**Objective:**
Sort through the data and copy the lines holding the word "BROADCASTING".

**Supplied records:**
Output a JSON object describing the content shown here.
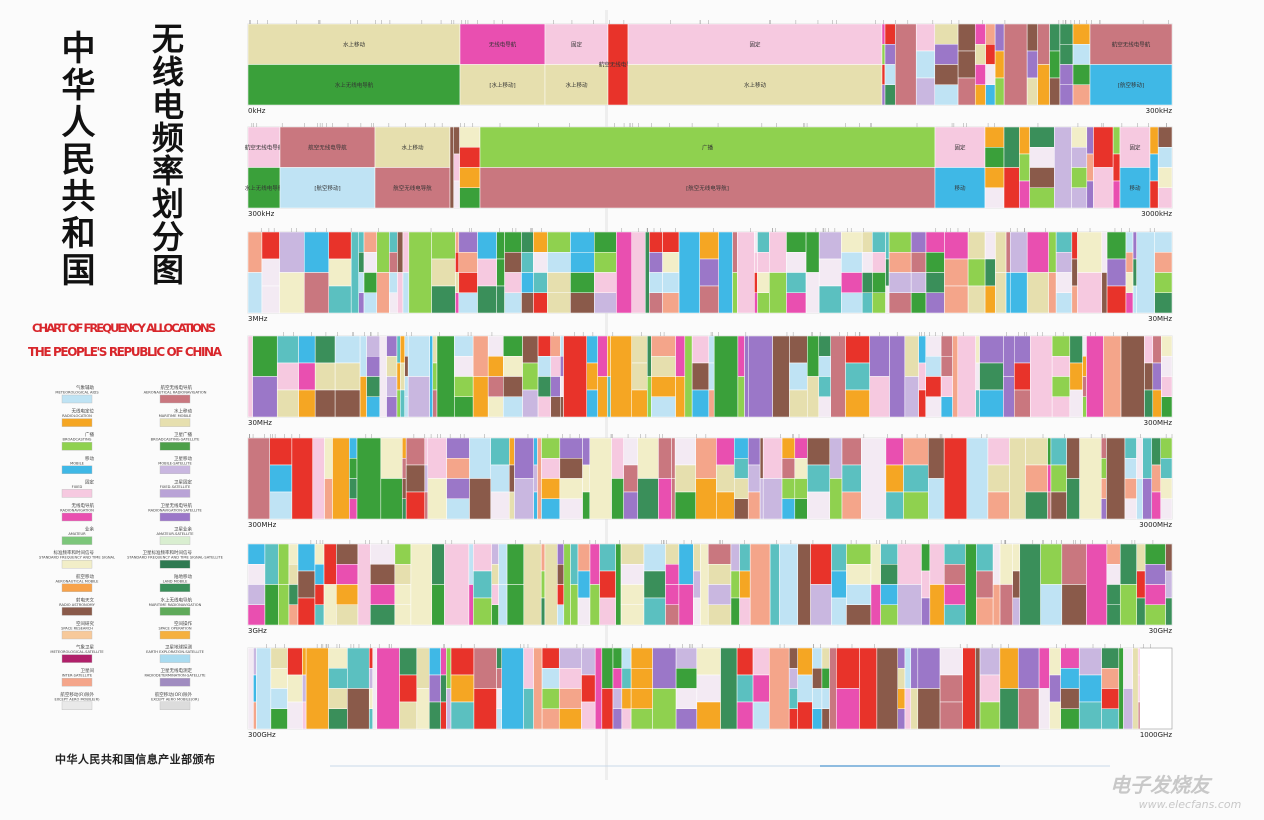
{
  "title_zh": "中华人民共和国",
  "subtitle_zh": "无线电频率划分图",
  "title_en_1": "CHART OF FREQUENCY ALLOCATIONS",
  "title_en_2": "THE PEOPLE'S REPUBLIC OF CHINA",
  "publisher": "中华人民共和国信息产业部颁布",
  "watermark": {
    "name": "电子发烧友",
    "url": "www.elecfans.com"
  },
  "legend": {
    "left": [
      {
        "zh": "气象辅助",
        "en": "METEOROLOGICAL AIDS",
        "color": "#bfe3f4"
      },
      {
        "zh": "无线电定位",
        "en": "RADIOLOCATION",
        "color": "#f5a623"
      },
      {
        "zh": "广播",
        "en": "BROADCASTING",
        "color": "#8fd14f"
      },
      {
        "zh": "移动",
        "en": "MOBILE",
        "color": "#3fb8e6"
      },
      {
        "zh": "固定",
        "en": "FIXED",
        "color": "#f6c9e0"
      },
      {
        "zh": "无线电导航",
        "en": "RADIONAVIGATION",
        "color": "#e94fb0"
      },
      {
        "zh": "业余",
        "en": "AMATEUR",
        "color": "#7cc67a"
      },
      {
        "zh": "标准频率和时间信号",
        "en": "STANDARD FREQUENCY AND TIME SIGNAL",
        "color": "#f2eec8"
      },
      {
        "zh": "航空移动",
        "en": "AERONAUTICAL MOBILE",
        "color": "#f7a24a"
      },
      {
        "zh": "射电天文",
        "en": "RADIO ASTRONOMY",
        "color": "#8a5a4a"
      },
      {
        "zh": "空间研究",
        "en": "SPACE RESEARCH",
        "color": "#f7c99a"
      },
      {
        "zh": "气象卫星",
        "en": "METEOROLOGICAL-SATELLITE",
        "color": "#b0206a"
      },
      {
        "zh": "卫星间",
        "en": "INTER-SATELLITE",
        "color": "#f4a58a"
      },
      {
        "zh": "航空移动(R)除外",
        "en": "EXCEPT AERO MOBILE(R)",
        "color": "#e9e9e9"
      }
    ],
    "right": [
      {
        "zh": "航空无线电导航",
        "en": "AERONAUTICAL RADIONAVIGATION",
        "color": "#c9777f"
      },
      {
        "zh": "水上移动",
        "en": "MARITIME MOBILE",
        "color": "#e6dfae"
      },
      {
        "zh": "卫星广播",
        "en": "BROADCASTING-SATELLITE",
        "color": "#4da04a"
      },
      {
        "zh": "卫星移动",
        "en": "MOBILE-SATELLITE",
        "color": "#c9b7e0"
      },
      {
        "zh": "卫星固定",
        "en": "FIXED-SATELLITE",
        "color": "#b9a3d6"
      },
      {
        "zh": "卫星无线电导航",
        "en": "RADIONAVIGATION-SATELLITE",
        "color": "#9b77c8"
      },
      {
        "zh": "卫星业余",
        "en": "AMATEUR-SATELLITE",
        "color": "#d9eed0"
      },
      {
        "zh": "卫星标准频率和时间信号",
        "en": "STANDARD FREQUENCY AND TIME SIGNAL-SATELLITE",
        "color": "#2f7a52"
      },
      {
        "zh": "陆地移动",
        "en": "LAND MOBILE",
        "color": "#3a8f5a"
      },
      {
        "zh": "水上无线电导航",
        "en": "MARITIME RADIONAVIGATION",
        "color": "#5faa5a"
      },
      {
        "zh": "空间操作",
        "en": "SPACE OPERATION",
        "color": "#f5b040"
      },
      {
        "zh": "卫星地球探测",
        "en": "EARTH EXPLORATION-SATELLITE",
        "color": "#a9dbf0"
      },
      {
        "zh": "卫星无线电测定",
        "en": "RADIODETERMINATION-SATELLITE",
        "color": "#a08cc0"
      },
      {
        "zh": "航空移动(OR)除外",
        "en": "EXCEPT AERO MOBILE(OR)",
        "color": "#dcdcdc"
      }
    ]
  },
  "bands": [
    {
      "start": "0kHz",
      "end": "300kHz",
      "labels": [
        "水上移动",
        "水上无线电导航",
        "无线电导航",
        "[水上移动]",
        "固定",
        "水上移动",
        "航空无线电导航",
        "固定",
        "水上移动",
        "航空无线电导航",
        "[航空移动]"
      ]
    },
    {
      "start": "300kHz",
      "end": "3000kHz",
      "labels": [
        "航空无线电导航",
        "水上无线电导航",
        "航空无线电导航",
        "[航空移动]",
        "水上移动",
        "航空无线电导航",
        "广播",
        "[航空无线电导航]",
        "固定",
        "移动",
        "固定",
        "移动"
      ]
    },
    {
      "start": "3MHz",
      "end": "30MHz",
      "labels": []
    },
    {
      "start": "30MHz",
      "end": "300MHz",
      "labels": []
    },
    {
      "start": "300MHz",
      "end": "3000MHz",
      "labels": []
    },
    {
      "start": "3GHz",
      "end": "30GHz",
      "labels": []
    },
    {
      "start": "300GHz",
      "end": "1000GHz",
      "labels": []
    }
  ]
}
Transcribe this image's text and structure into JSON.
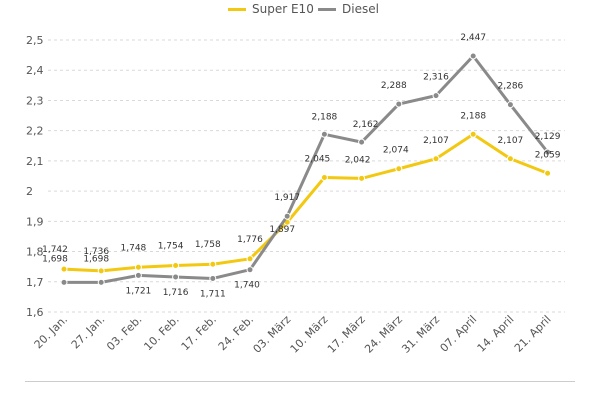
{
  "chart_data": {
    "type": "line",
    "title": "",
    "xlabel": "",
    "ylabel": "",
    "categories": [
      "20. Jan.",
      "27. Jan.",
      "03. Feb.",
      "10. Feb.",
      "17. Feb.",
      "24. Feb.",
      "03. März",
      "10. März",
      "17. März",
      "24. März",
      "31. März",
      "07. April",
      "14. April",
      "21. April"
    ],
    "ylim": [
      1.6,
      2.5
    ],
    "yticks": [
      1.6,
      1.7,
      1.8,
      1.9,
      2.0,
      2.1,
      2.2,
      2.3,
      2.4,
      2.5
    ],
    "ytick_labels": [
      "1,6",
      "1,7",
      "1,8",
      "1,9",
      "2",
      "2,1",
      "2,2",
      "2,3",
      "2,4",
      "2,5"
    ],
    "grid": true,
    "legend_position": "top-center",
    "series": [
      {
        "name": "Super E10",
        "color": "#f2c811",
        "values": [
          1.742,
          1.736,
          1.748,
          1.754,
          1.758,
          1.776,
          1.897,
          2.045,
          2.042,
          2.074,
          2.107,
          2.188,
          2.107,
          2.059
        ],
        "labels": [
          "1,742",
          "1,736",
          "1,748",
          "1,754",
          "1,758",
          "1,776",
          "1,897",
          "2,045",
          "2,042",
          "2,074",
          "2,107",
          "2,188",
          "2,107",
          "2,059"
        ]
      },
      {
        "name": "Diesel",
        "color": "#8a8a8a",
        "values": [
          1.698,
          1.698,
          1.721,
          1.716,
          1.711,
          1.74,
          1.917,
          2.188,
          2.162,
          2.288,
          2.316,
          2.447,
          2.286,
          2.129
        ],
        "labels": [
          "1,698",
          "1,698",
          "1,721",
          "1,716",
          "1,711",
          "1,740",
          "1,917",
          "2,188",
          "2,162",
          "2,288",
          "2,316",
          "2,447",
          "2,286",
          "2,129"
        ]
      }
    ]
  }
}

**Result of this task:**
        "en": "BROADCASTING",
        "en": "BROADCASTING-SATELLITE",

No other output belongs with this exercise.